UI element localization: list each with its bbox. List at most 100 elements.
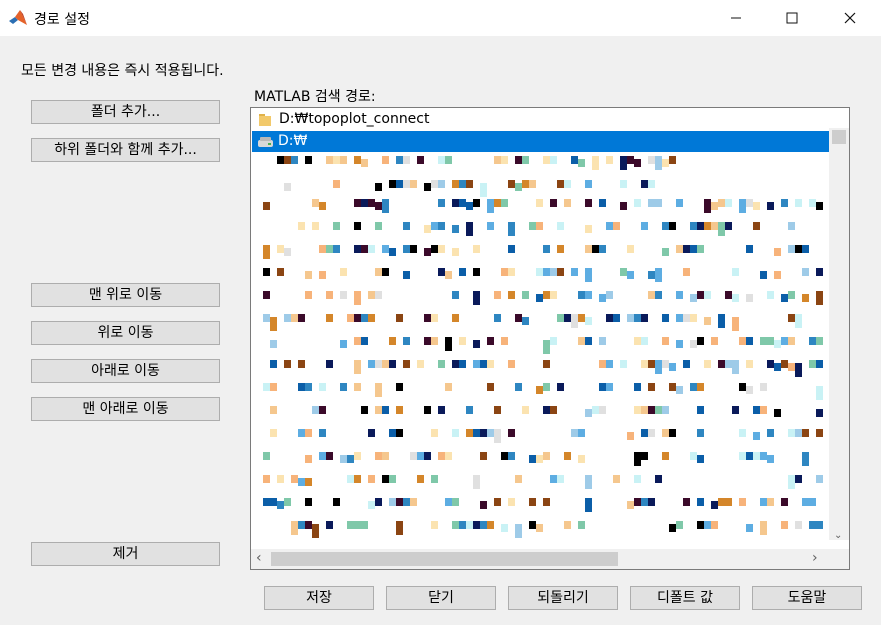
- garbled-char: [711, 521, 718, 529]
- garbled-char: [368, 291, 375, 299]
- garbled-char: [704, 222, 711, 230]
- garbled-char: [501, 156, 508, 164]
- garbled-char: [354, 314, 361, 322]
- garbled-char: [270, 498, 277, 506]
- garbled-char: [361, 406, 368, 414]
- garbled-char: [767, 498, 774, 506]
- garbled-char: [662, 248, 669, 256]
- garbled-char: [634, 383, 641, 391]
- garbled-char: [816, 475, 823, 483]
- garbled-char: [361, 521, 368, 529]
- save-button[interactable]: 저장: [264, 586, 374, 610]
- scroll-left-icon[interactable]: ‹: [256, 550, 262, 566]
- garbled-char: [655, 199, 662, 207]
- garbled-char: [676, 199, 683, 207]
- move-down-button[interactable]: 아래로 이동: [31, 359, 220, 383]
- garbled-char: [550, 268, 557, 276]
- garbled-char: [445, 337, 452, 351]
- remove-button[interactable]: 제거: [31, 542, 220, 566]
- garbled-char: [389, 248, 396, 256]
- garbled-char: [277, 475, 284, 483]
- garbled-char: [550, 475, 557, 483]
- search-path-list[interactable]: D:₩topoplot_connect D:₩ ⌄ ‹ ›: [250, 107, 850, 570]
- garbled-char: [816, 245, 823, 253]
- garbled-char: [389, 429, 396, 437]
- garbled-char: [648, 383, 655, 391]
- garbled-char: [809, 337, 816, 345]
- garbled-char: [403, 156, 410, 164]
- garbled-char: [480, 452, 487, 460]
- garbled-char: [459, 314, 466, 322]
- garbled-char: [627, 501, 634, 509]
- garbled-char: [543, 383, 550, 391]
- close-window-button[interactable]: [821, 0, 879, 36]
- garbled-char: [753, 432, 760, 440]
- garbled-char: [431, 314, 438, 322]
- garbled-char: [298, 383, 305, 391]
- garbled-char: [732, 317, 739, 331]
- garbled-char: [494, 498, 501, 506]
- garbled-char: [284, 498, 291, 506]
- garbled-char: [403, 180, 410, 188]
- vertical-scroll-thumb[interactable]: [832, 130, 846, 144]
- garbled-char: [585, 291, 592, 299]
- move-to-top-button[interactable]: 맨 위로 이동: [31, 283, 220, 307]
- garbled-char: [550, 406, 557, 414]
- help-button[interactable]: 도움말: [752, 586, 862, 610]
- garbled-char: [396, 156, 403, 164]
- move-up-button[interactable]: 위로 이동: [31, 321, 220, 345]
- horizontal-scrollbar[interactable]: ‹ ›: [251, 549, 849, 569]
- garbled-char: [767, 291, 774, 299]
- garbled-char: [319, 406, 326, 414]
- path-item-label: D:₩topoplot_connect: [279, 111, 430, 127]
- garbled-char: [326, 314, 333, 322]
- garbled-char: [746, 294, 753, 302]
- scroll-right-icon[interactable]: ›: [812, 550, 818, 566]
- add-with-subfolders-button[interactable]: 하위 폴더와 함께 추가...: [31, 138, 220, 162]
- garbled-char: [669, 524, 676, 532]
- garbled-char: [284, 248, 291, 256]
- minimize-button[interactable]: [707, 0, 765, 36]
- garbled-char: [487, 521, 494, 529]
- garbled-char: [627, 245, 634, 253]
- garbled-char: [599, 245, 606, 253]
- garbled-char: [585, 317, 592, 325]
- garbled-char: [529, 498, 536, 506]
- garbled-char: [599, 337, 606, 345]
- garbled-char: [550, 156, 557, 164]
- move-to-bottom-button[interactable]: 맨 아래로 이동: [31, 397, 220, 421]
- garbled-char: [578, 337, 585, 345]
- garbled-char: [788, 314, 795, 322]
- garbled-char: [494, 406, 501, 414]
- garbled-char: [263, 202, 270, 210]
- garbled-char: [634, 475, 641, 483]
- matlab-icon: [8, 8, 28, 28]
- garbled-char: [326, 291, 333, 299]
- horizontal-scroll-thumb[interactable]: [271, 552, 618, 566]
- garbled-char: [557, 314, 564, 322]
- garbled-char: [452, 475, 459, 483]
- garbled-char: [389, 180, 396, 188]
- close-button[interactable]: 닫기: [386, 586, 496, 610]
- scroll-down-icon[interactable]: ⌄: [834, 530, 842, 541]
- garbled-char: [648, 271, 655, 279]
- path-list-item[interactable]: D:₩topoplot_connect: [253, 110, 829, 130]
- path-list-item-selected[interactable]: D:₩: [252, 131, 829, 152]
- garbled-char: [774, 248, 781, 256]
- garbled-char: [333, 245, 340, 253]
- add-folder-button[interactable]: 폴더 추가...: [31, 100, 220, 124]
- garbled-char: [473, 268, 480, 276]
- maximize-button[interactable]: [763, 0, 821, 36]
- drive-icon: [258, 136, 274, 152]
- garbled-char: [375, 498, 382, 506]
- garbled-char: [473, 340, 480, 348]
- garbled-char: [487, 268, 494, 276]
- garbled-char: [501, 199, 508, 207]
- revert-button[interactable]: 되돌리기: [508, 586, 618, 610]
- garbled-char: [431, 337, 438, 345]
- default-button[interactable]: 디폴트 값: [630, 586, 740, 610]
- vertical-scrollbar[interactable]: ⌄: [829, 128, 849, 541]
- garbled-char: [508, 268, 515, 276]
- garbled-char: [788, 363, 795, 371]
- garbled-char: [270, 291, 277, 299]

▶ _Written problem_
Arrange every line of the entries above as a numbered list, omitting blank lines and the pictures.

▶ _Solution to the problem_
1. UI element localization: list each with its bbox. List at most 100 elements.
2. - garbled-char: [711, 521, 718, 529]
3. - garbled-char: [368, 291, 375, 299]
4. - garbled-char: [704, 222, 711, 230]
5. - garbled-char: [501, 156, 508, 164]
6. - garbled-char: [354, 314, 361, 322]
7. - garbled-char: [270, 498, 277, 506]
8. - garbled-char: [361, 406, 368, 414]
9. - garbled-char: [767, 498, 774, 506]
10. - garbled-char: [662, 248, 669, 256]
11. - garbled-char: [634, 383, 641, 391]
12. - garbled-char: [816, 475, 823, 483]
13. - garbled-char: [361, 521, 368, 529]
14. - save-button[interactable]: 저장: [264, 586, 374, 610]
15. - scroll-left-icon[interactable]: ‹: [256, 550, 262, 566]
16. - garbled-char: [655, 199, 662, 207]
17. - garbled-char: [676, 199, 683, 207]
18. - move-down-button[interactable]: 아래로 이동: [31, 359, 220, 383]
19. - garbled-char: [550, 268, 557, 276]
20. - garbled-char: [445, 337, 452, 351]
21. - remove-button[interactable]: 제거: [31, 542, 220, 566]
22. - garbled-char: [389, 248, 396, 256]
23. - garbled-char: [277, 475, 284, 483]
24. - garbled-char: [550, 475, 557, 483]
25. - search-path-list[interactable]: D:₩topoplot_connect D:₩ ⌄ ‹ ›: [250, 107, 850, 570]
26. - garbled-char: [816, 245, 823, 253]
27. - garbled-char: [389, 429, 396, 437]
28. - garbled-char: [648, 383, 655, 391]
29. - garbled-char: [809, 337, 816, 345]
30. - garbled-char: [403, 156, 410, 164]
31. - garbled-char: [480, 452, 487, 460]
32. - garbled-char: [459, 314, 466, 322]
33. - garbled-char: [627, 501, 634, 509]
34. - garbled-char: [543, 383, 550, 391]
35. - close-window-button[interactable]: [821, 0, 879, 36]
36. - garbled-char: [753, 432, 760, 440]
37. - garbled-char: [431, 314, 438, 322]
38. - garbled-char: [298, 383, 305, 391]
39. - garbled-char: [732, 317, 739, 331]
40. - garbled-char: [494, 498, 501, 506]
41. - garbled-char: [284, 498, 291, 506]
42. - garbled-char: [403, 180, 410, 188]
43. - vertical-scroll-thumb[interactable]: [832, 130, 846, 144]
44. - garbled-char: [585, 291, 592, 299]
45. - move-to-top-button[interactable]: 맨 위로 이동: [31, 283, 220, 307]
46. - garbled-char: [550, 406, 557, 414]
47. - help-button[interactable]: 도움말: [752, 586, 862, 610]
48. - garbled-char: [396, 156, 403, 164]
49. - move-up-button[interactable]: 위로 이동: [31, 321, 220, 345]
50. - horizontal-scrollbar[interactable]: ‹ ›: [251, 549, 849, 569]
51. - garbled-char: [767, 291, 774, 299]
52. - garbled-char: [319, 406, 326, 414]
53. - path-item-label: D:₩topoplot_connect: [279, 111, 430, 127]
54. - garbled-char: [326, 314, 333, 322]
55. - garbled-char: [746, 294, 753, 302]
56. - scroll-right-icon[interactable]: ›: [812, 550, 818, 566]
57. - add-with-subfolders-button[interactable]: 하위 폴더와 함께 추가...: [31, 138, 220, 162]
58. - garbled-char: [669, 524, 676, 532]
59. - garbled-char: [284, 248, 291, 256]
60. - minimize-button[interactable]: [707, 0, 765, 36]
61. - garbled-char: [487, 521, 494, 529]
62. - garbled-char: [627, 245, 634, 253]
63. - garbled-char: [599, 245, 606, 253]
64. - garbled-char: [585, 317, 592, 325]
65. - garbled-char: [529, 498, 536, 506]
66. - garbled-char: [599, 337, 606, 345]
67. - garbled-char: [550, 156, 557, 164]
68. - move-to-bottom-button[interactable]: 맨 아래로 이동: [31, 397, 220, 421]
69. - garbled-char: [578, 337, 585, 345]
70. - garbled-char: [788, 314, 795, 322]
71. - garbled-char: [494, 406, 501, 414]
72. - garbled-char: [263, 202, 270, 210]
73. - garbled-char: [634, 475, 641, 483]
74. - matlab-icon: [8, 8, 28, 28]
75. - garbled-char: [326, 291, 333, 299]
76. - horizontal-scroll-thumb[interactable]: [271, 552, 618, 566]
77. - garbled-char: [557, 314, 564, 322]
78. - garbled-char: [452, 475, 459, 483]
79. - garbled-char: [389, 180, 396, 188]
80. - close-button[interactable]: 닫기: [386, 586, 496, 610]
81. - scroll-down-icon[interactable]: ⌄: [834, 530, 842, 541]
82. - garbled-char: [648, 271, 655, 279]
83. - path-list-item[interactable]: D:₩topoplot_connect: [253, 110, 829, 130]
84. - path-list-item-selected[interactable]: D:₩: [252, 131, 829, 152]
85. - garbled-char: [774, 248, 781, 256]
86. - garbled-char: [333, 245, 340, 253]
87. - add-folder-button[interactable]: 폴더 추가...: [31, 100, 220, 124]
88. - garbled-char: [473, 268, 480, 276]
89. - maximize-button[interactable]: [763, 0, 821, 36]
90. - drive-icon: [258, 136, 274, 152]
91. - garbled-char: [375, 498, 382, 506]
92. - garbled-char: [473, 340, 480, 348]
93. - garbled-char: [487, 268, 494, 276]
94. - garbled-char: [501, 199, 508, 207]
95. - revert-button[interactable]: 되돌리기: [508, 586, 618, 610]
96. - garbled-char: [431, 337, 438, 345]
97. - default-button[interactable]: 디폴트 값: [630, 586, 740, 610]
98. - vertical-scrollbar[interactable]: ⌄: [829, 128, 849, 541]
99. - garbled-char: [508, 268, 515, 276]
100. - garbled-char: [788, 363, 795, 371]
101. - garbled-char: [270, 291, 277, 299]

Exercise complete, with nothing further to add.